● **Given exercise**
Copy out every one of the rows below word for word, omitting the pictures from your answer.
─── Entries shown ───
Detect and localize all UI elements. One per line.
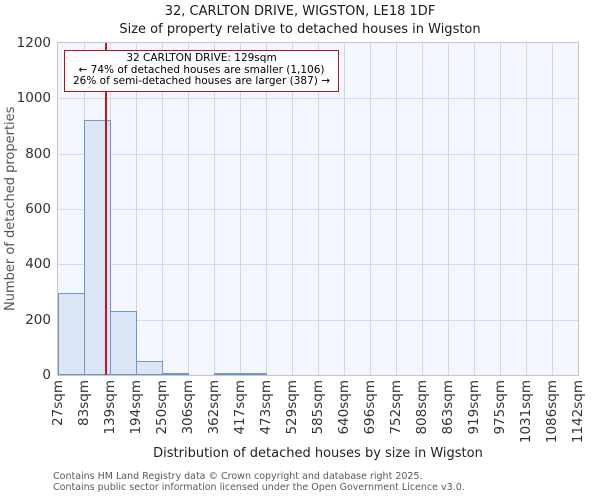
- property-size-marker-line: [104, 43, 107, 375]
- footer-licence-line: Contains public sector information licen…: [53, 482, 465, 493]
- v-gridline: [344, 43, 345, 375]
- v-gridline: [318, 43, 319, 375]
- x-tick-label: 83sqm: [76, 380, 92, 426]
- x-tick-label: 808sqm: [414, 380, 430, 435]
- histogram-bar: [162, 373, 189, 375]
- y-tick-label: 1200: [16, 35, 51, 51]
- v-gridline: [292, 43, 293, 375]
- v-gridline: [474, 43, 475, 375]
- x-tick-label: 863sqm: [440, 380, 456, 435]
- v-gridline: [448, 43, 449, 375]
- v-gridline: [370, 43, 371, 375]
- x-tick-label: 362sqm: [206, 380, 222, 435]
- y-tick-label: 200: [25, 311, 51, 328]
- x-tick-label: 139sqm: [102, 380, 118, 435]
- chart-subtitle: Size of property relative to detached ho…: [119, 22, 481, 37]
- y-tick-label: 800: [25, 145, 51, 162]
- x-tick-label: 417sqm: [232, 380, 248, 435]
- histogram-bar: [240, 373, 267, 375]
- x-tick-label: 919sqm: [466, 380, 482, 435]
- x-tick-label: 250sqm: [154, 380, 170, 435]
- plot-area: 32 CARLTON DRIVE: 129sqm ← 74% of detach…: [57, 42, 579, 376]
- x-tick-label: 975sqm: [492, 380, 508, 435]
- x-tick-label: 696sqm: [362, 380, 378, 435]
- x-tick-label: 752sqm: [388, 380, 404, 435]
- x-axis-label: Distribution of detached houses by size …: [153, 446, 483, 461]
- y-tick-label: 400: [25, 256, 51, 273]
- v-gridline: [526, 43, 527, 375]
- y-tick-label: 600: [25, 201, 51, 217]
- x-tick-label: 585sqm: [310, 380, 326, 435]
- x-tick-label: 1086sqm: [544, 380, 560, 444]
- histogram-bar: [136, 361, 163, 375]
- x-tick-label: 1142sqm: [570, 380, 586, 444]
- x-tick-label: 194sqm: [128, 380, 144, 435]
- x-tick-label: 306sqm: [180, 380, 196, 435]
- annotation-larger-line: 26% of semi-detached houses are larger (…: [73, 75, 330, 87]
- y-tick-label: 1000: [16, 90, 51, 107]
- chart-title: 32, CARLTON DRIVE, WIGSTON, LE18 1DF: [164, 4, 436, 19]
- histogram-bar: [84, 120, 111, 375]
- histogram-bar: [214, 373, 241, 375]
- x-tick-label: 640sqm: [336, 380, 352, 435]
- v-gridline: [422, 43, 423, 375]
- v-gridline: [266, 43, 267, 375]
- v-gridline: [396, 43, 397, 375]
- annotation-smaller-line: ← 74% of detached houses are smaller (1,…: [78, 63, 325, 76]
- annotation-property-line: 32 CARLTON DRIVE: 129sqm: [126, 52, 277, 64]
- x-tick-label: 473sqm: [258, 380, 274, 435]
- y-tick-label: 0: [42, 367, 51, 383]
- v-gridline: [188, 43, 189, 375]
- v-gridline: [240, 43, 241, 375]
- annotation-callout: 32 CARLTON DRIVE: 129sqm ← 74% of detach…: [64, 50, 339, 92]
- x-tick-label: 27sqm: [50, 380, 66, 426]
- v-gridline: [162, 43, 163, 375]
- v-gridline: [500, 43, 501, 375]
- histogram-bar: [110, 311, 137, 375]
- v-gridline: [552, 43, 553, 375]
- footer-copyright-line: Contains HM Land Registry data © Crown c…: [53, 471, 423, 482]
- v-gridline: [214, 43, 215, 375]
- x-tick-label: 1031sqm: [518, 380, 534, 444]
- x-tick-label: 529sqm: [284, 380, 300, 435]
- histogram-bar: [58, 293, 85, 375]
- v-gridline: [136, 43, 137, 375]
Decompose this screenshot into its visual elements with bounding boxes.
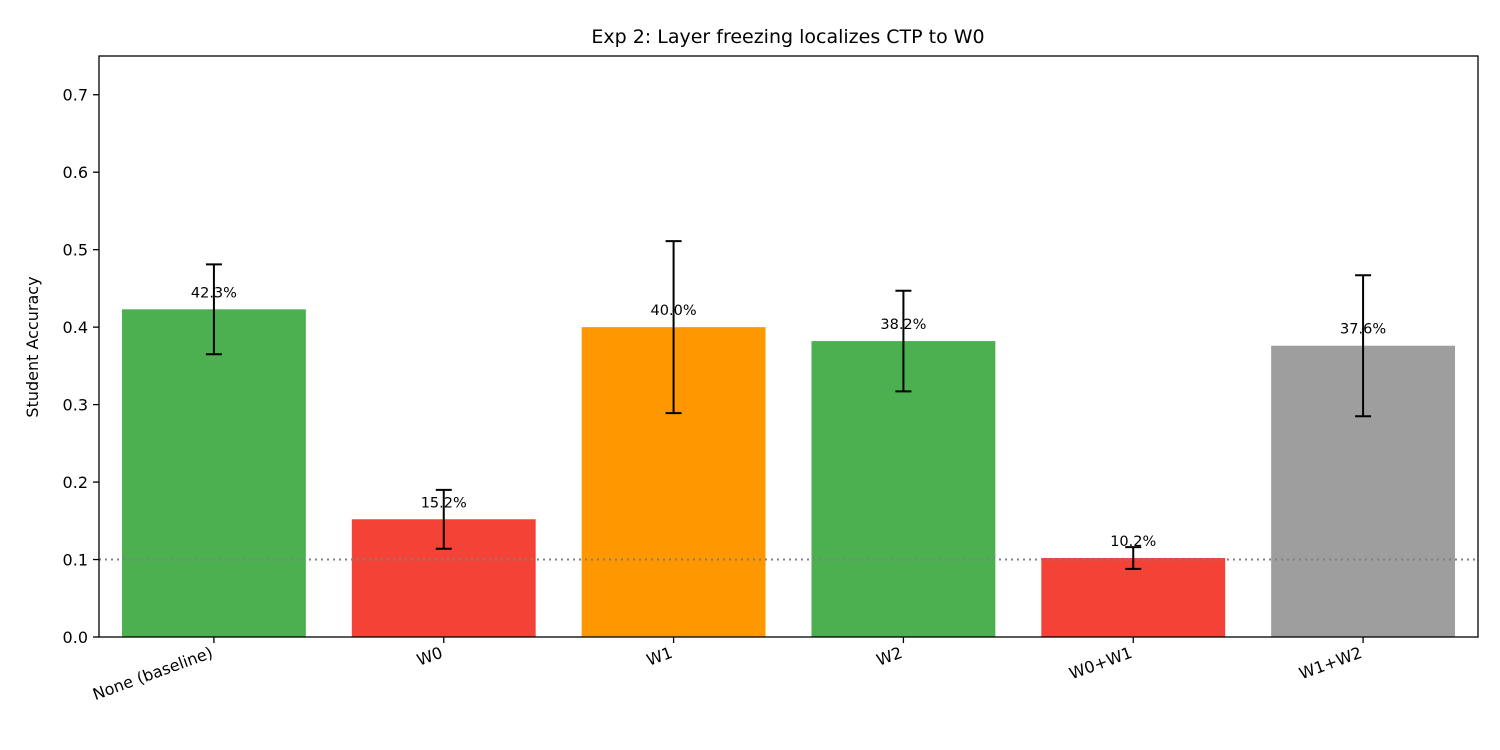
data-label-3: 38.2%: [880, 317, 926, 333]
x-tick-label-3: W2: [874, 643, 905, 670]
y-tick-label-1: 0.1: [63, 551, 88, 570]
data-label-1: 15.2%: [421, 495, 467, 511]
y-tick-label-2: 0.2: [63, 473, 88, 492]
y-tick-label-4: 0.4: [63, 318, 88, 337]
x-tick-label-0: None (baseline): [90, 643, 215, 704]
x-tick-label-2: W1: [644, 643, 675, 670]
y-tick-label-5: 0.5: [63, 241, 88, 260]
y-tick-label-7: 0.7: [63, 86, 88, 105]
y-tick-label-6: 0.6: [63, 163, 88, 182]
data-label-4: 10.2%: [1110, 534, 1156, 550]
y-tick-label-0: 0.0: [63, 628, 88, 647]
axes-frame: [98, 55, 1479, 638]
bar-4: [1041, 557, 1226, 637]
x-tick-label-1: W0: [414, 643, 445, 670]
bar-0: [121, 309, 306, 637]
data-label-5: 37.6%: [1340, 322, 1386, 338]
plot-area: 42.3% 15.2% 40.0% 38.2% 10.2% 37.6% 0.0 0.1 0.2 0…: [63, 55, 1479, 704]
data-label-2: 40.0%: [651, 303, 697, 319]
chart-title: Exp 2: Layer freezing localizes CTP to W…: [591, 26, 984, 48]
y-tick-label-3: 0.3: [63, 396, 88, 415]
x-tick-label-5: W1+W2: [1296, 643, 1364, 683]
data-label-0: 42.3%: [191, 285, 237, 301]
y-axis-label: Student Accuracy: [23, 276, 42, 417]
x-tick-label-4: W0+W1: [1067, 643, 1135, 683]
───
● **Written solution**
Detect and localize all UI elements. One per line.
- property-size-marker-line: [104, 43, 107, 375]
- footer-licence-line: Contains public sector information licen…: [53, 482, 465, 493]
- v-gridline: [344, 43, 345, 375]
- v-gridline: [318, 43, 319, 375]
- x-tick-label: 83sqm: [76, 380, 92, 426]
- x-tick-label: 808sqm: [414, 380, 430, 435]
- histogram-bar: [162, 373, 189, 375]
- y-tick-label: 1200: [16, 35, 51, 51]
- v-gridline: [292, 43, 293, 375]
- v-gridline: [474, 43, 475, 375]
- x-tick-label: 863sqm: [440, 380, 456, 435]
- v-gridline: [448, 43, 449, 375]
- v-gridline: [370, 43, 371, 375]
- x-tick-label: 362sqm: [206, 380, 222, 435]
- y-tick-label: 200: [25, 311, 51, 328]
- x-tick-label: 139sqm: [102, 380, 118, 435]
- chart-subtitle: Size of property relative to detached ho…: [119, 22, 481, 37]
- y-tick-label: 800: [25, 145, 51, 162]
- x-tick-label: 417sqm: [232, 380, 248, 435]
- histogram-bar: [240, 373, 267, 375]
- x-tick-label: 919sqm: [466, 380, 482, 435]
- x-tick-label: 250sqm: [154, 380, 170, 435]
- plot-area: 32 CARLTON DRIVE: 129sqm ← 74% of detach…: [57, 42, 579, 376]
- x-tick-label: 975sqm: [492, 380, 508, 435]
- x-tick-label: 696sqm: [362, 380, 378, 435]
- x-tick-label: 752sqm: [388, 380, 404, 435]
- x-axis-label: Distribution of detached houses by size …: [153, 446, 483, 461]
- y-tick-label: 400: [25, 256, 51, 273]
- v-gridline: [526, 43, 527, 375]
- y-tick-label: 600: [25, 201, 51, 217]
- x-tick-label: 585sqm: [310, 380, 326, 435]
- x-tick-label: 1086sqm: [544, 380, 560, 444]
- histogram-bar: [136, 361, 163, 375]
- x-tick-label: 1142sqm: [570, 380, 586, 444]
- x-tick-label: 194sqm: [128, 380, 144, 435]
- x-tick-label: 306sqm: [180, 380, 196, 435]
- annotation-larger-line: 26% of semi-detached houses are larger (…: [73, 75, 330, 87]
- y-tick-label: 1000: [16, 90, 51, 107]
- chart-title: 32, CARLTON DRIVE, WIGSTON, LE18 1DF: [164, 4, 436, 19]
- histogram-bar: [84, 120, 111, 375]
- histogram-bar: [214, 373, 241, 375]
- x-tick-label: 640sqm: [336, 380, 352, 435]
- v-gridline: [422, 43, 423, 375]
- v-gridline: [266, 43, 267, 375]
- v-gridline: [396, 43, 397, 375]
- annotation-smaller-line: ← 74% of detached houses are smaller (1,…: [78, 63, 325, 76]
- annotation-property-line: 32 CARLTON DRIVE: 129sqm: [126, 52, 277, 64]
- x-tick-label: 473sqm: [258, 380, 274, 435]
- y-tick-label: 0: [42, 367, 51, 383]
- v-gridline: [188, 43, 189, 375]
- v-gridline: [240, 43, 241, 375]
- annotation-callout: 32 CARLTON DRIVE: 129sqm ← 74% of detach…: [64, 50, 339, 92]
- x-tick-label: 27sqm: [50, 380, 66, 426]
- v-gridline: [162, 43, 163, 375]
- v-gridline: [500, 43, 501, 375]
- histogram-bar: [110, 311, 137, 375]
- v-gridline: [552, 43, 553, 375]
- footer-copyright-line: Contains HM Land Registry data © Crown c…: [53, 471, 423, 482]
- v-gridline: [214, 43, 215, 375]
- x-tick-label: 1031sqm: [518, 380, 534, 444]
- x-tick-label: 529sqm: [284, 380, 300, 435]
- histogram-bar: [58, 293, 85, 375]
- v-gridline: [136, 43, 137, 375]
Decompose this screenshot into its visual elements with bounding boxes.
data-label-3: 38.2%: [880, 317, 926, 333]
x-tick-label-3: W2: [874, 643, 905, 670]
y-tick-label-1: 0.1: [63, 551, 88, 570]
data-label-1: 15.2%: [421, 495, 467, 511]
y-tick-label-2: 0.2: [63, 473, 88, 492]
y-tick-label-4: 0.4: [63, 318, 88, 337]
x-tick-label-0: None (baseline): [90, 643, 215, 704]
x-tick-label-2: W1: [644, 643, 675, 670]
y-tick-label-5: 0.5: [63, 241, 88, 260]
y-tick-label-7: 0.7: [63, 86, 88, 105]
y-tick-label-6: 0.6: [63, 163, 88, 182]
data-label-4: 10.2%: [1110, 534, 1156, 550]
y-tick-label-0: 0.0: [63, 628, 88, 647]
axes-frame: [98, 55, 1479, 638]
bar-4: [1041, 557, 1226, 637]
x-tick-label-1: W0: [414, 643, 445, 670]
bar-0: [121, 309, 306, 637]
data-label-5: 37.6%: [1340, 322, 1386, 338]
plot-area: 42.3% 15.2% 40.0% 38.2% 10.2% 37.6% 0.0 0.1 0.2 0…: [63, 55, 1479, 704]
data-label-2: 40.0%: [651, 303, 697, 319]
chart-title: Exp 2: Layer freezing localizes CTP to W…: [591, 26, 984, 48]
y-tick-label-3: 0.3: [63, 396, 88, 415]
x-tick-label-5: W1+W2: [1296, 643, 1364, 683]
data-label-0: 42.3%: [191, 285, 237, 301]
y-axis-label: Student Accuracy: [23, 276, 42, 417]
x-tick-label-4: W0+W1: [1067, 643, 1135, 683]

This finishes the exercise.